INSTRUCTION: Within the records that follow, find every line containing the string "into". Copy those lines.

┌────────

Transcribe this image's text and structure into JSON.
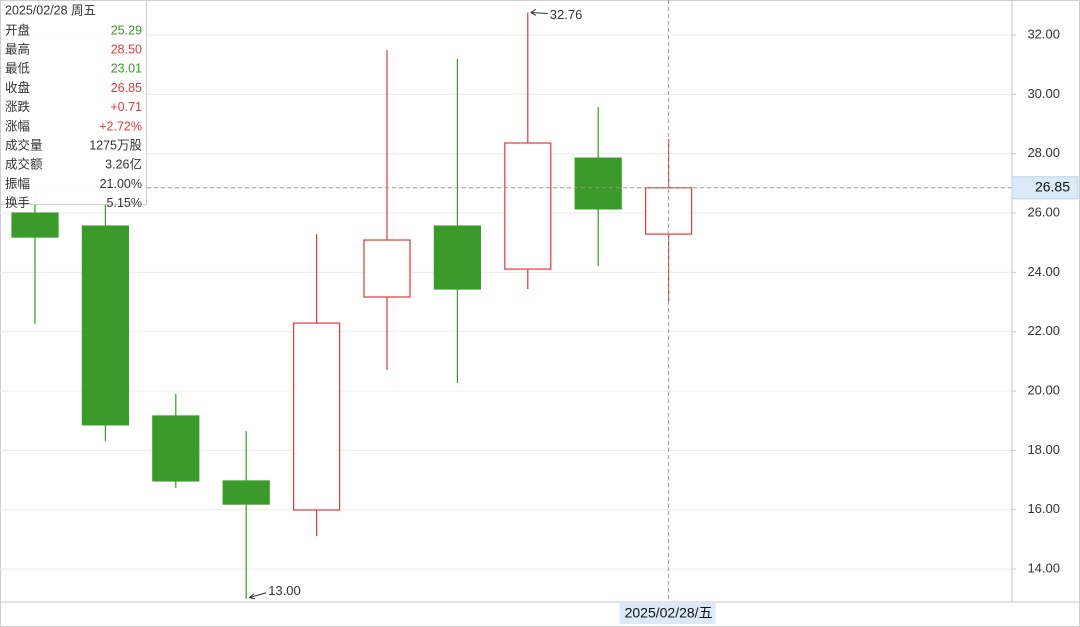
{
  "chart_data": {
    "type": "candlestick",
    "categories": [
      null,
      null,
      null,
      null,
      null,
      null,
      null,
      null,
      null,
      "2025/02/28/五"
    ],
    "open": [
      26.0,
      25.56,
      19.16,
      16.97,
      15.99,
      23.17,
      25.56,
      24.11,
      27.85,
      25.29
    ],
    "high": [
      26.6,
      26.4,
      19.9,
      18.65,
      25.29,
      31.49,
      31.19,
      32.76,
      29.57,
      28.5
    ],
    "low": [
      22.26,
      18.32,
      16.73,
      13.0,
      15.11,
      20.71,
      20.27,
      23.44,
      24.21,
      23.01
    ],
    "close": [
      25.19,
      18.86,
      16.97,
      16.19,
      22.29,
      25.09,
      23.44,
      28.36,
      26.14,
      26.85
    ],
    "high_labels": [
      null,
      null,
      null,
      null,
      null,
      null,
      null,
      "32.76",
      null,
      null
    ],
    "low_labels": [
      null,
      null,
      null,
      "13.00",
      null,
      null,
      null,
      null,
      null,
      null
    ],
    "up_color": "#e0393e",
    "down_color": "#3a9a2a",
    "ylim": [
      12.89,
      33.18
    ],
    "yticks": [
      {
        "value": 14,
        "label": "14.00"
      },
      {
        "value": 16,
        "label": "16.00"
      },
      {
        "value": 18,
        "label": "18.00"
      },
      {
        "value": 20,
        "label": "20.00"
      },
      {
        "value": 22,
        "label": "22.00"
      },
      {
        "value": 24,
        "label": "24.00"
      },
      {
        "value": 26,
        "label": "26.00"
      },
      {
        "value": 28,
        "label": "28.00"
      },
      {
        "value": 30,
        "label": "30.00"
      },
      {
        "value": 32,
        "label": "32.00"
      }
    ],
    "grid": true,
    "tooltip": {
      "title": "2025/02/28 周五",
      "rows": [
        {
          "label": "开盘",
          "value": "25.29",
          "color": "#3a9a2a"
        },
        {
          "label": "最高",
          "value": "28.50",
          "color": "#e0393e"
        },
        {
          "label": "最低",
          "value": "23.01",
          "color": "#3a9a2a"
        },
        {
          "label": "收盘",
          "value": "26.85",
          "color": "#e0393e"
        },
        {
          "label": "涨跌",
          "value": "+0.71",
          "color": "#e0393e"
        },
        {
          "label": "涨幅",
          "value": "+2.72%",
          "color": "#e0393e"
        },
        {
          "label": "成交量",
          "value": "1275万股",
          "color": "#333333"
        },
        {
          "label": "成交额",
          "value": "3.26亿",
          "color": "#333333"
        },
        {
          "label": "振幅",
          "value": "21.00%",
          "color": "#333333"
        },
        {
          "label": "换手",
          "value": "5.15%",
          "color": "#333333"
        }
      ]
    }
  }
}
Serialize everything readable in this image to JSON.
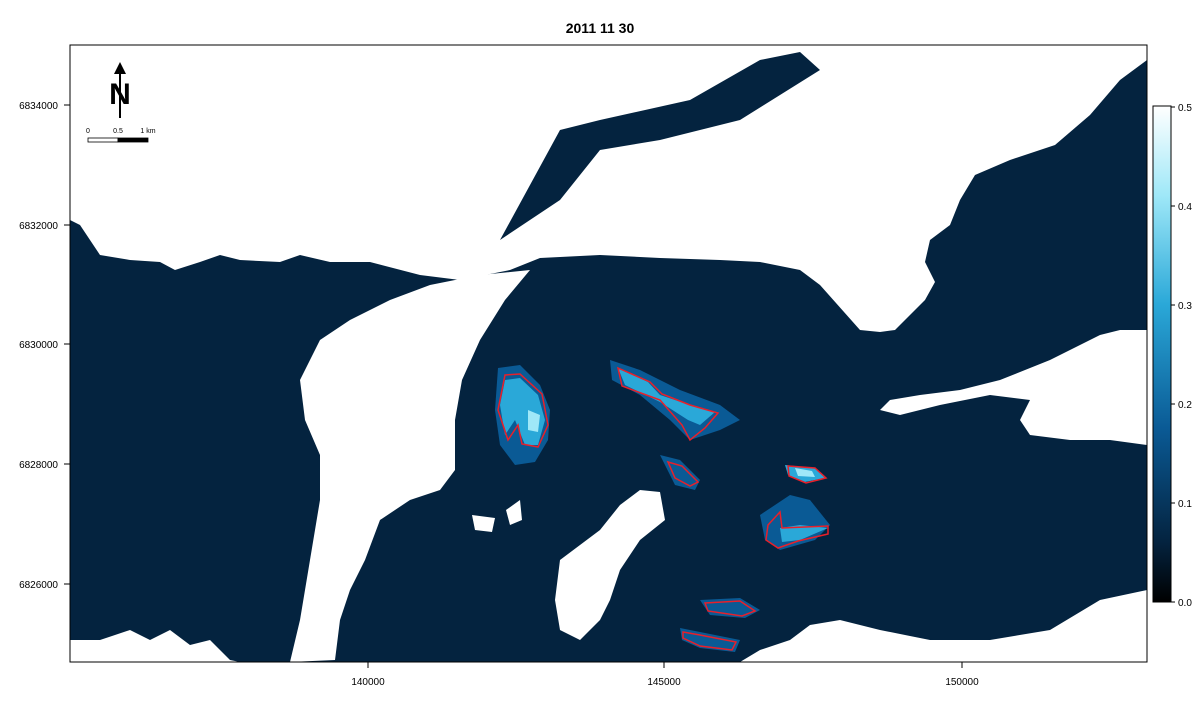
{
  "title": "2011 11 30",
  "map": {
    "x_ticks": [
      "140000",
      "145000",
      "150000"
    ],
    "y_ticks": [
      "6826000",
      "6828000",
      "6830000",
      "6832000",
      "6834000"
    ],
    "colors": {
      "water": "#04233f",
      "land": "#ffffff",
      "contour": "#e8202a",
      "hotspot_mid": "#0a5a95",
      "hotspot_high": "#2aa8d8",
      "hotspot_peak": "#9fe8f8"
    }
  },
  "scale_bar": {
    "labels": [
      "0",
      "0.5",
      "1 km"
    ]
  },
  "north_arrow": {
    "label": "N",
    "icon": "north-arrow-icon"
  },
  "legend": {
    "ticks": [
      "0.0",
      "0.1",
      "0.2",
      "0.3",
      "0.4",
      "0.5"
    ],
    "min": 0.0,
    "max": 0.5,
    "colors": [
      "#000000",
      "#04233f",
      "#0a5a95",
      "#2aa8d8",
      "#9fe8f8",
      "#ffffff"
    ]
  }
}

└────────
┌────────

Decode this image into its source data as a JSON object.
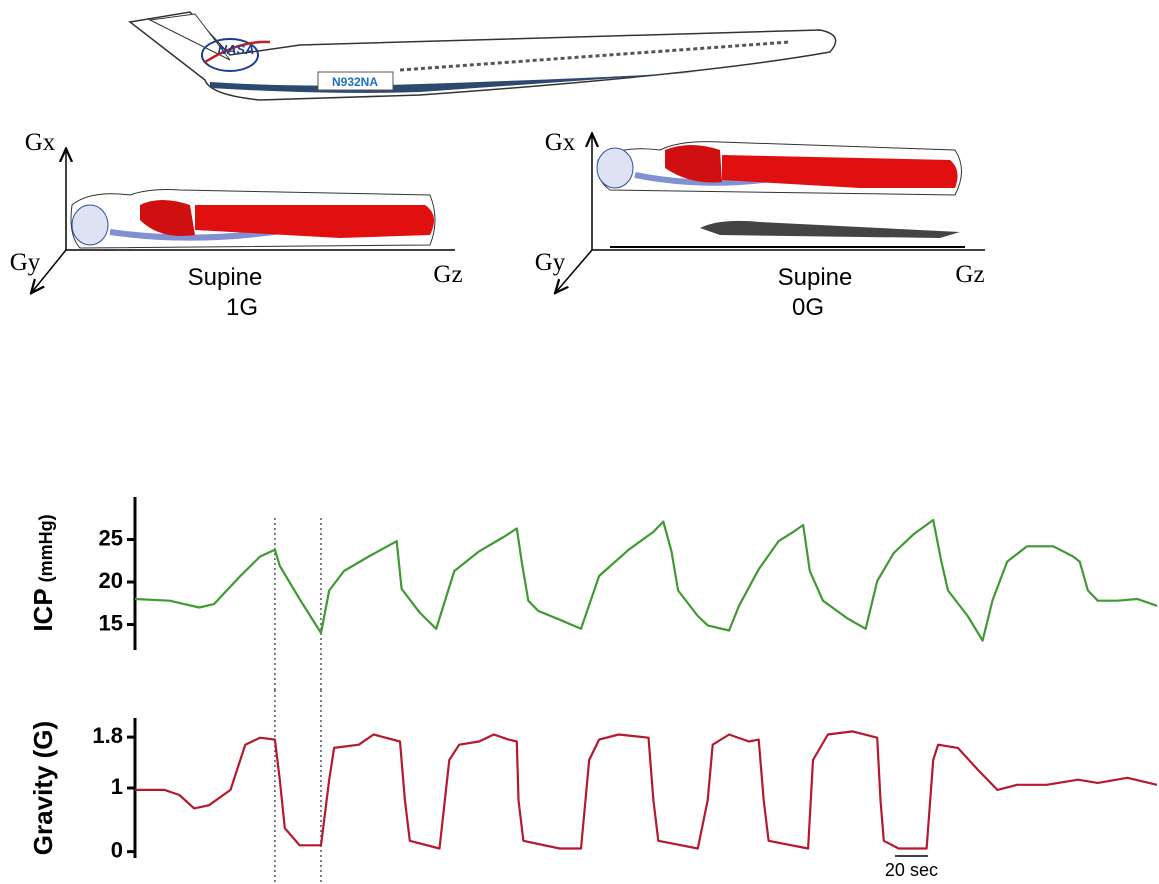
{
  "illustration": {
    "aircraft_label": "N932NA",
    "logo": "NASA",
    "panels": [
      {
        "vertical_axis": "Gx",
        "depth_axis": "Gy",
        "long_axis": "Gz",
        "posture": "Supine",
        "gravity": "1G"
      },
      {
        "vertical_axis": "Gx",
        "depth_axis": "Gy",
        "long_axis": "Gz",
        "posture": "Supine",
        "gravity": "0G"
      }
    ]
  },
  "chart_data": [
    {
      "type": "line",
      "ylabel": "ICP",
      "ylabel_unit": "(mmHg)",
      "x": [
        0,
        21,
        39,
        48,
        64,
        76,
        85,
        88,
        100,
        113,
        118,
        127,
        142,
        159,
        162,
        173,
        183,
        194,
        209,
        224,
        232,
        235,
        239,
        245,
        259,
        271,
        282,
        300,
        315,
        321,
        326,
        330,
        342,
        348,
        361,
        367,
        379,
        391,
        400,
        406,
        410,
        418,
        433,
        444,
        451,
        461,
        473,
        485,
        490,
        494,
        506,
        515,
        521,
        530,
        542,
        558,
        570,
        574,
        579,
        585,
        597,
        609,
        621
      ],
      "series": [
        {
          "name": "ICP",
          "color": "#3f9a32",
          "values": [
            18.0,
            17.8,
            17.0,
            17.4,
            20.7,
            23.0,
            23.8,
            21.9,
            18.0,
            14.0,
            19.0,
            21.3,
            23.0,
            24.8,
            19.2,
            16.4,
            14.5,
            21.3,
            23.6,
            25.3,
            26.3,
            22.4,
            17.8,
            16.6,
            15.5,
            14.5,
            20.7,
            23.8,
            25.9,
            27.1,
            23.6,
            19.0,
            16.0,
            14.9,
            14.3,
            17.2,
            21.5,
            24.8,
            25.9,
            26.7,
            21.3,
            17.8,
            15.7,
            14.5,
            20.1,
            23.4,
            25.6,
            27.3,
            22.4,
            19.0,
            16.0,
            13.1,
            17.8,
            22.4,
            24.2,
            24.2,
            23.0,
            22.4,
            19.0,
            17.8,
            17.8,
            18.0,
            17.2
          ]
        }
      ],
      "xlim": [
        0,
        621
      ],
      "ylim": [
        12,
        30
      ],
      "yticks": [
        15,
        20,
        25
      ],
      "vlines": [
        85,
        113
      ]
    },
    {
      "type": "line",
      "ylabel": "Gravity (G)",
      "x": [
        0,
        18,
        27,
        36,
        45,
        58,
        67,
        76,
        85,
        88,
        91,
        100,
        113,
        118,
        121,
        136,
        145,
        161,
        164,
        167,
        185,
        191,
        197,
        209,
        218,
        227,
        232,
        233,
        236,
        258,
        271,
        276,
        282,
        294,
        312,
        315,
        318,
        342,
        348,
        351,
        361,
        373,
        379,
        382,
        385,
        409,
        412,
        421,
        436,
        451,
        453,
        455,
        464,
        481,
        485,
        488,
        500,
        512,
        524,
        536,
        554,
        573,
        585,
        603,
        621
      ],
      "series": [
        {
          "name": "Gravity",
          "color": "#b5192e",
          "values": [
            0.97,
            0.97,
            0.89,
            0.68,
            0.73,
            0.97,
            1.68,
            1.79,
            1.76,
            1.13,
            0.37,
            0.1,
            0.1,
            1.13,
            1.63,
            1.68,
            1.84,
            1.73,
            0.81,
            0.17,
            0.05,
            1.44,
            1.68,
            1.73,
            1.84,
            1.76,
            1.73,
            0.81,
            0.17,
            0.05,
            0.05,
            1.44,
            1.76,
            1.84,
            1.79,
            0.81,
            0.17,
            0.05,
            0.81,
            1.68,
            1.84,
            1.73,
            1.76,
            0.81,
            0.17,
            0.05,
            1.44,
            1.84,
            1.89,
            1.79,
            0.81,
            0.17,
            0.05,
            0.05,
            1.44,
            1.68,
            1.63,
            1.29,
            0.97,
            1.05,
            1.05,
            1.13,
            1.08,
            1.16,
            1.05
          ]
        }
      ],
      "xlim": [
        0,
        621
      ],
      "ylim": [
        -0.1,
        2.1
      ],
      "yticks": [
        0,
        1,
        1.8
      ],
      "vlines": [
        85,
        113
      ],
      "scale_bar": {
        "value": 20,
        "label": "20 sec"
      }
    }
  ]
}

└────────

ANSWER FOR THIS EXERCISE:
Transcribe this image's text and structure into JSON.
Decode this image into its source data as a JSON object.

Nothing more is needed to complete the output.